→ To do
Return every record below exactly as written, but leave out the pictures.

(Extracted data entries)
================================

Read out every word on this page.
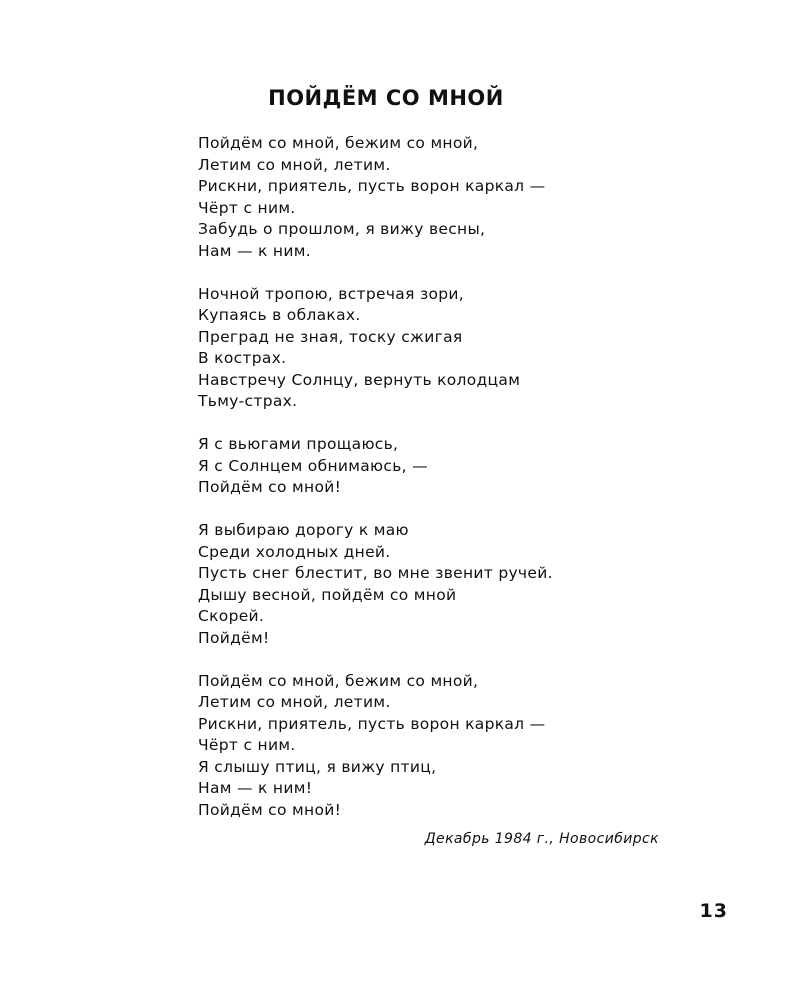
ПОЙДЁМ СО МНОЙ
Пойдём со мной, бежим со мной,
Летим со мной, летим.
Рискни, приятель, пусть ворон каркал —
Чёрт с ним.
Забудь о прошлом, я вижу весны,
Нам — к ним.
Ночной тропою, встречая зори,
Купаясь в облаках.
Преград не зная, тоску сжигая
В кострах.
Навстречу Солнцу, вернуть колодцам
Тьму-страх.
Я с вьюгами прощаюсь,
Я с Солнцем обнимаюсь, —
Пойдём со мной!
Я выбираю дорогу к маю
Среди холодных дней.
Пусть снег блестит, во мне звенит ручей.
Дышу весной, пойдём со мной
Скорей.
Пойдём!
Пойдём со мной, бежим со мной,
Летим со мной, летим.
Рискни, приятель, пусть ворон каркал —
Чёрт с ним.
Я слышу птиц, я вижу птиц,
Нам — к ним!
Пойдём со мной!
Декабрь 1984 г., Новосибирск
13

================================

→ Result for this task
Read out every word on this page.
ПОЙДЁМ СО МНОЙ
Пойдём со мной, бежим со мной,
Летим со мной, летим.
Рискни, приятель, пусть ворон каркал —
Чёрт с ним.
Забудь о прошлом, я вижу весны,
Нам — к ним.
Ночной тропою, встречая зори,
Купаясь в облаках.
Преград не зная, тоску сжигая
В кострах.
Навстречу Солнцу, вернуть колодцам
Тьму-страх.
Я с вьюгами прощаюсь,
Я с Солнцем обнимаюсь, —
Пойдём со мной!
Я выбираю дорогу к маю
Среди холодных дней.
Пусть снег блестит, во мне звенит ручей.
Дышу весной, пойдём со мной
Скорей.
Пойдём!
Пойдём со мной, бежим со мной,
Летим со мной, летим.
Рискни, приятель, пусть ворон каркал —
Чёрт с ним.
Я слышу птиц, я вижу птиц,
Нам — к ним!
Пойдём со мной!
Декабрь 1984 г., Новосибирск
13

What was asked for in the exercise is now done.